- What the exercise asks:
Report every line in the listing that contains the string "Politecnico".

- Input data:
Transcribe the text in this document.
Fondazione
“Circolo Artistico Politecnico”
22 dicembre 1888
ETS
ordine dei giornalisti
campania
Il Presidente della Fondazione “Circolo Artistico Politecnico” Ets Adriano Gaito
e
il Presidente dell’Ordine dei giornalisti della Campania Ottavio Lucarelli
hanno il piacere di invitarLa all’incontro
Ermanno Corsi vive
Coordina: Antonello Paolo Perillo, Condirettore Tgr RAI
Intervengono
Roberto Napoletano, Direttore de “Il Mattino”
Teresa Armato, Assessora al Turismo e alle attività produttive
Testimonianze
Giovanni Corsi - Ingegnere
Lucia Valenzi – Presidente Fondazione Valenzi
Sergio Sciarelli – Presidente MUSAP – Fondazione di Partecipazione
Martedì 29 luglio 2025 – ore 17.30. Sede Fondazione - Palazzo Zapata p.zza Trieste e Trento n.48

- Correct response:
“Circolo Artistico Politecnico”
Il Presidente della Fondazione “Circolo Artistico Politecnico” Ets Adriano Gaito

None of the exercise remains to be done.